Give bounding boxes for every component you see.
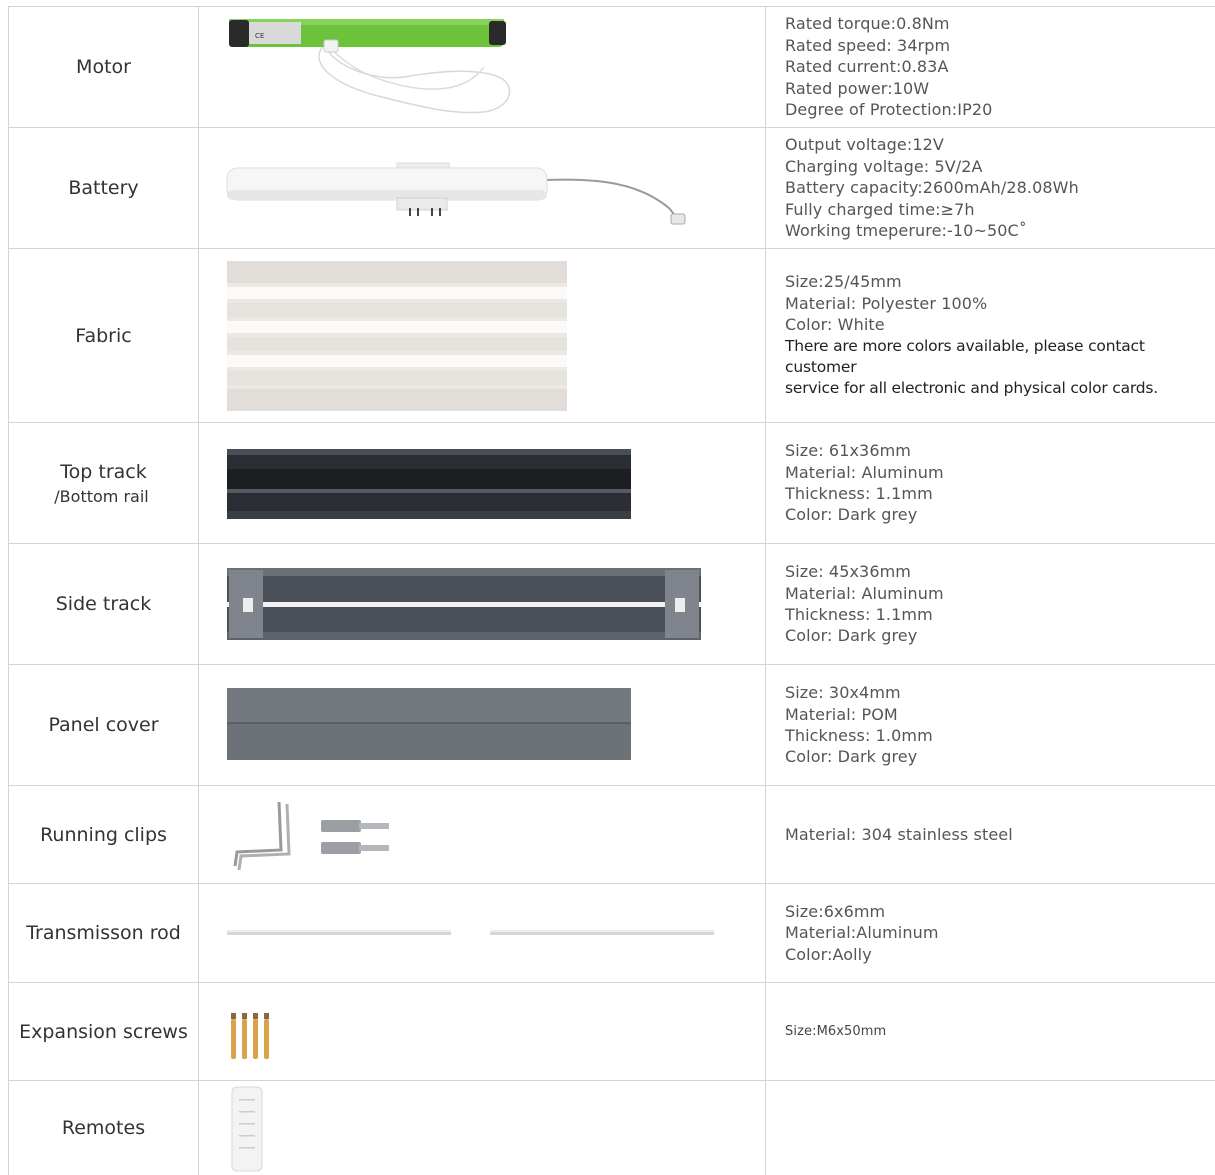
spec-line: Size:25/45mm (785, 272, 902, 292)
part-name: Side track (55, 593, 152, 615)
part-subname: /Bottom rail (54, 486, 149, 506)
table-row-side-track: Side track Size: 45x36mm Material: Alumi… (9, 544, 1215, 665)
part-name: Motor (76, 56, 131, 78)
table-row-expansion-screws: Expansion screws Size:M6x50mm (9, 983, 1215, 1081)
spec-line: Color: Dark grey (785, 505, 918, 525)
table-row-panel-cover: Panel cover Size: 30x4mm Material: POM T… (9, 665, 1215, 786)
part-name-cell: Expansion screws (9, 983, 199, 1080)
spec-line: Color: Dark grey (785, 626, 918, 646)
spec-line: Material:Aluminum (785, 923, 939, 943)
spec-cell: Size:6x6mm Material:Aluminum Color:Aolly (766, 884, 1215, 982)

----------

● WHAT YOU WILL DO:
Return each line of the data above without any changes, leaving out the pictures.

● PROBLEM SOLUTION:
Give bounding boxes for every component you see.
spec-line: Size:25/45mm (785, 272, 902, 292)
part-name: Side track (55, 593, 152, 615)
part-subname: /Bottom rail (54, 486, 149, 506)
table-row-side-track: Side track Size: 45x36mm Material: Alumi… (9, 544, 1215, 665)
part-name: Motor (76, 56, 131, 78)
table-row-expansion-screws: Expansion screws Size:M6x50mm (9, 983, 1215, 1081)
spec-line: Color: Dark grey (785, 505, 918, 525)
table-row-panel-cover: Panel cover Size: 30x4mm Material: POM T… (9, 665, 1215, 786)
part-name-cell: Expansion screws (9, 983, 199, 1080)
spec-line: Color: Dark grey (785, 626, 918, 646)
spec-line: Material:Aluminum (785, 923, 939, 943)
spec-cell: Size:6x6mm Material:Aluminum Color:Aolly (766, 884, 1215, 982)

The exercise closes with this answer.